### Exercise
Retype every entry exactly, character for character.

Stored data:
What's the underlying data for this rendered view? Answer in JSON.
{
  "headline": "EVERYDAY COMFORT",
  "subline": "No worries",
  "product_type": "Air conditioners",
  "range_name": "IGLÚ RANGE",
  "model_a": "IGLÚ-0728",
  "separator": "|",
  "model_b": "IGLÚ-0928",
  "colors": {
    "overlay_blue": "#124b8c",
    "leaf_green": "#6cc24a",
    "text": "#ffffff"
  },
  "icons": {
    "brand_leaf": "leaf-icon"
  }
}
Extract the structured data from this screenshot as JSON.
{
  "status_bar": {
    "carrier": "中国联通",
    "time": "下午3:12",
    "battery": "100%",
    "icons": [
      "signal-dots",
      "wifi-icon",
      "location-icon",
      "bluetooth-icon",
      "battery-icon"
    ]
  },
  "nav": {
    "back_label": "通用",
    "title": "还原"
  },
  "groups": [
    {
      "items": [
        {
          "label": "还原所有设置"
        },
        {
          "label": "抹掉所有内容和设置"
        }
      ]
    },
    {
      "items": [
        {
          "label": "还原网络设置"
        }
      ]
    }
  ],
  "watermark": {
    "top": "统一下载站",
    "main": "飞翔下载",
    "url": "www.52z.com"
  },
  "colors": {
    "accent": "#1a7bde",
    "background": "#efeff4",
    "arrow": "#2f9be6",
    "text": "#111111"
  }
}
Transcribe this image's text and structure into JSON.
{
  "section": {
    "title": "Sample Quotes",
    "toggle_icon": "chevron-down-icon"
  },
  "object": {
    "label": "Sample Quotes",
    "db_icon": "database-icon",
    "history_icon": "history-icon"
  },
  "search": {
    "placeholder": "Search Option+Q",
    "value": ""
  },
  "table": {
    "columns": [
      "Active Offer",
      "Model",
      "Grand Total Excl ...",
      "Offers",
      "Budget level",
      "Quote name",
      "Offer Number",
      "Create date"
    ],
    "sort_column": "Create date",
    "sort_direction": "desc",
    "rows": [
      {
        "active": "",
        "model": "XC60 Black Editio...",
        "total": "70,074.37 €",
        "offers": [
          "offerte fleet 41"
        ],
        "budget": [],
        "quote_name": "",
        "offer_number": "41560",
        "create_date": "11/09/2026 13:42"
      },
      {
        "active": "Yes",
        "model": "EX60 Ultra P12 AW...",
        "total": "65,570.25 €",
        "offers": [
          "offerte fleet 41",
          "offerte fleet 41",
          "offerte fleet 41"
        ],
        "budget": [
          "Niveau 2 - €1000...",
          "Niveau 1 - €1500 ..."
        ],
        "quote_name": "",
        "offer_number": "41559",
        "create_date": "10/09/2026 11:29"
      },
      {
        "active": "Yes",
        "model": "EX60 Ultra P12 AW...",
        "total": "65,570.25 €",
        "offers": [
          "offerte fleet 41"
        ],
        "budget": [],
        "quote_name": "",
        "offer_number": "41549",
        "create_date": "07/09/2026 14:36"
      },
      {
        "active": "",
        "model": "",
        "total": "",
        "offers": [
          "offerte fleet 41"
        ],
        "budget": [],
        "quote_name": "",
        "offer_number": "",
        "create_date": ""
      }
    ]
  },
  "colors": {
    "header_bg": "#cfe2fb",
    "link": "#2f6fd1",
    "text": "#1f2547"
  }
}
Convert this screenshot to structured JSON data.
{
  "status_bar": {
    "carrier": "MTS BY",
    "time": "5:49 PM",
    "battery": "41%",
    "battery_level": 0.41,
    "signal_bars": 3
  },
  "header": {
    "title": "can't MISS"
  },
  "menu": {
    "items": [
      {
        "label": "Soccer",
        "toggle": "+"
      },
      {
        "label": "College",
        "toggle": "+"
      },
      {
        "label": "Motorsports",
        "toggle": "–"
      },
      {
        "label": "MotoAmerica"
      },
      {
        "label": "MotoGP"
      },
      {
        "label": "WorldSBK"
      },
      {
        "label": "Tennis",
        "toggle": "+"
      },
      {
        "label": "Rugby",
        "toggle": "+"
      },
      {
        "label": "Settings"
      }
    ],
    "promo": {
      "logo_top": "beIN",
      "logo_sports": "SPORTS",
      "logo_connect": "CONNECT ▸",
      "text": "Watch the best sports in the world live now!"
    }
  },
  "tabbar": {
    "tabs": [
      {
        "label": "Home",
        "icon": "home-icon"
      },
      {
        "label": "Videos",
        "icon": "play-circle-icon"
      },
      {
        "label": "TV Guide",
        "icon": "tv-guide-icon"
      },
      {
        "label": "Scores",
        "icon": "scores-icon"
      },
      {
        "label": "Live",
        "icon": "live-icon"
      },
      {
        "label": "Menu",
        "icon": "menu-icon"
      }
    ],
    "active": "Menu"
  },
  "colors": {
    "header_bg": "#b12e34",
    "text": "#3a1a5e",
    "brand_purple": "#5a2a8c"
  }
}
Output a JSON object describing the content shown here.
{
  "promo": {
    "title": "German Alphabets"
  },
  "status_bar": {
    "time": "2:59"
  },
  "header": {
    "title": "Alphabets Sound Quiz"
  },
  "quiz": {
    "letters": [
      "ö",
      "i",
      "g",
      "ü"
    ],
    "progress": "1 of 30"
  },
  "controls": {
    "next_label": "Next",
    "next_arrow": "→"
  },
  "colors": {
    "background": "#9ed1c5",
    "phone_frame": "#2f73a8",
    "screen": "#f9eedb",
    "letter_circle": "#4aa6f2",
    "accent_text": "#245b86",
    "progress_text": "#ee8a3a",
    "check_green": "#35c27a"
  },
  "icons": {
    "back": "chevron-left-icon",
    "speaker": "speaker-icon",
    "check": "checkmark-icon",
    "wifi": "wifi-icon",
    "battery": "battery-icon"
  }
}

### Expected output
What's the underlying data for this rendered view? Answer in JSON.
{
  "headline": "EVERYDAY COMFORT",
  "subline": "No worries",
  "product_type": "Air conditioners",
  "range_name": "IGLÚ RANGE",
  "model_a": "IGLÚ-0728",
  "separator": "|",
  "model_b": "IGLÚ-0928",
  "colors": {
    "overlay_blue": "#124b8c",
    "leaf_green": "#6cc24a",
    "text": "#ffffff"
  },
  "icons": {
    "brand_leaf": "leaf-icon"
  }
}
Extract the structured data from this screenshot as JSON.
{
  "status_bar": {
    "carrier": "中国联通",
    "time": "下午3:12",
    "battery": "100%",
    "icons": [
      "signal-dots",
      "wifi-icon",
      "location-icon",
      "bluetooth-icon",
      "battery-icon"
    ]
  },
  "nav": {
    "back_label": "通用",
    "title": "还原"
  },
  "groups": [
    {
      "items": [
        {
          "label": "还原所有设置"
        },
        {
          "label": "抹掉所有内容和设置"
        }
      ]
    },
    {
      "items": [
        {
          "label": "还原网络设置"
        }
      ]
    }
  ],
  "watermark": {
    "top": "统一下载站",
    "main": "飞翔下载",
    "url": "www.52z.com"
  },
  "colors": {
    "accent": "#1a7bde",
    "background": "#efeff4",
    "arrow": "#2f9be6",
    "text": "#111111"
  }
}
Transcribe this image's text and structure into JSON.
{
  "section": {
    "title": "Sample Quotes",
    "toggle_icon": "chevron-down-icon"
  },
  "object": {
    "label": "Sample Quotes",
    "db_icon": "database-icon",
    "history_icon": "history-icon"
  },
  "search": {
    "placeholder": "Search Option+Q",
    "value": ""
  },
  "table": {
    "columns": [
      "Active Offer",
      "Model",
      "Grand Total Excl ...",
      "Offers",
      "Budget level",
      "Quote name",
      "Offer Number",
      "Create date"
    ],
    "sort_column": "Create date",
    "sort_direction": "desc",
    "rows": [
      {
        "active": "",
        "model": "XC60 Black Editio...",
        "total": "70,074.37 €",
        "offers": [
          "offerte fleet 41"
        ],
        "budget": [],
        "quote_name": "",
        "offer_number": "41560",
        "create_date": "11/09/2026 13:42"
      },
      {
        "active": "Yes",
        "model": "EX60 Ultra P12 AW...",
        "total": "65,570.25 €",
        "offers": [
          "offerte fleet 41",
          "offerte fleet 41",
          "offerte fleet 41"
        ],
        "budget": [
          "Niveau 2 - €1000...",
          "Niveau 1 - €1500 ..."
        ],
        "quote_name": "",
        "offer_number": "41559",
        "create_date": "10/09/2026 11:29"
      },
      {
        "active": "Yes",
        "model": "EX60 Ultra P12 AW...",
        "total": "65,570.25 €",
        "offers": [
          "offerte fleet 41"
        ],
        "budget": [],
        "quote_name": "",
        "offer_number": "41549",
        "create_date": "07/09/2026 14:36"
      },
      {
        "active": "",
        "model": "",
        "total": "",
        "offers": [
          "offerte fleet 41"
        ],
        "budget": [],
        "quote_name": "",
        "offer_number": "",
        "create_date": ""
      }
    ]
  },
  "colors": {
    "header_bg": "#cfe2fb",
    "link": "#2f6fd1",
    "text": "#1f2547"
  }
}
Convert this screenshot to structured JSON data.
{
  "status_bar": {
    "carrier": "MTS BY",
    "time": "5:49 PM",
    "battery": "41%",
    "battery_level": 0.41,
    "signal_bars": 3
  },
  "header": {
    "title": "can't MISS"
  },
  "menu": {
    "items": [
      {
        "label": "Soccer",
        "toggle": "+"
      },
      {
        "label": "College",
        "toggle": "+"
      },
      {
        "label": "Motorsports",
        "toggle": "–"
      },
      {
        "label": "MotoAmerica"
      },
      {
        "label": "MotoGP"
      },
      {
        "label": "WorldSBK"
      },
      {
        "label": "Tennis",
        "toggle": "+"
      },
      {
        "label": "Rugby",
        "toggle": "+"
      },
      {
        "label": "Settings"
      }
    ],
    "promo": {
      "logo_top": "beIN",
      "logo_sports": "SPORTS",
      "logo_connect": "CONNECT ▸",
      "text": "Watch the best sports in the world live now!"
    }
  },
  "tabbar": {
    "tabs": [
      {
        "label": "Home",
        "icon": "home-icon"
      },
      {
        "label": "Videos",
        "icon": "play-circle-icon"
      },
      {
        "label": "TV Guide",
        "icon": "tv-guide-icon"
      },
      {
        "label": "Scores",
        "icon": "scores-icon"
      },
      {
        "label": "Live",
        "icon": "live-icon"
      },
      {
        "label": "Menu",
        "icon": "menu-icon"
      }
    ],
    "active": "Menu"
  },
  "colors": {
    "header_bg": "#b12e34",
    "text": "#3a1a5e",
    "brand_purple": "#5a2a8c"
  }
}
Output a JSON object describing the content shown here.
{
  "promo": {
    "title": "German Alphabets"
  },
  "status_bar": {
    "time": "2:59"
  },
  "header": {
    "title": "Alphabets Sound Quiz"
  },
  "quiz": {
    "letters": [
      "ö",
      "i",
      "g",
      "ü"
    ],
    "progress": "1 of 30"
  },
  "controls": {
    "next_label": "Next",
    "next_arrow": "→"
  },
  "colors": {
    "background": "#9ed1c5",
    "phone_frame": "#2f73a8",
    "screen": "#f9eedb",
    "letter_circle": "#4aa6f2",
    "accent_text": "#245b86",
    "progress_text": "#ee8a3a",
    "check_green": "#35c27a"
  },
  "icons": {
    "back": "chevron-left-icon",
    "speaker": "speaker-icon",
    "check": "checkmark-icon",
    "wifi": "wifi-icon",
    "battery": "battery-icon"
  }
}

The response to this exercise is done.